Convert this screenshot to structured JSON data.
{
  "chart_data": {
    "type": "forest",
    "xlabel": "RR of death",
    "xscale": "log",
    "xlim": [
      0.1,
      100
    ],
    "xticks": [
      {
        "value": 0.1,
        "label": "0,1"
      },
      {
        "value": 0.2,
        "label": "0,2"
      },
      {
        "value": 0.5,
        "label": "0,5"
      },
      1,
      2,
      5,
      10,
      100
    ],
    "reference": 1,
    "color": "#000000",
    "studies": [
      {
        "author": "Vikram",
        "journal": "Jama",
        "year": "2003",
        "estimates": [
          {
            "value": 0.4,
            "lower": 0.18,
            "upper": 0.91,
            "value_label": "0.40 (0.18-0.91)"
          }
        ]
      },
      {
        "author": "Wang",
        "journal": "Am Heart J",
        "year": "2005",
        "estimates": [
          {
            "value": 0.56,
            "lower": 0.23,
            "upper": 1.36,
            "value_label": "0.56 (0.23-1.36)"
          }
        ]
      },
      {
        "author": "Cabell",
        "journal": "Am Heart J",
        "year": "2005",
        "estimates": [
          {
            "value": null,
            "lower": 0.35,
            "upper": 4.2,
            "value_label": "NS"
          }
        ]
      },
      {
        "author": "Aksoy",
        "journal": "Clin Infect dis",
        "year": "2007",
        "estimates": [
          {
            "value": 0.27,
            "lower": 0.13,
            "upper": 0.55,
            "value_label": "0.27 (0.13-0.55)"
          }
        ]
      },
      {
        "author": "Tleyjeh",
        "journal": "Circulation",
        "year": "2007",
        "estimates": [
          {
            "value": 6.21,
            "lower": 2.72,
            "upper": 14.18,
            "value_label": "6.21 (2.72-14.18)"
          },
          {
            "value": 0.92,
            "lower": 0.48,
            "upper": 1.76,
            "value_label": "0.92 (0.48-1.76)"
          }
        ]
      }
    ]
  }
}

══════════

(YOUR TASK): Show all lines in the entries above where the string "journal" appears.

(OUTPUT BELOW):
        "journal": "Jama",
        "journal": "Am Heart J",
        "journal": "Am Heart J",
        "journal": "Clin Infect dis",
        "journal": "Circulation",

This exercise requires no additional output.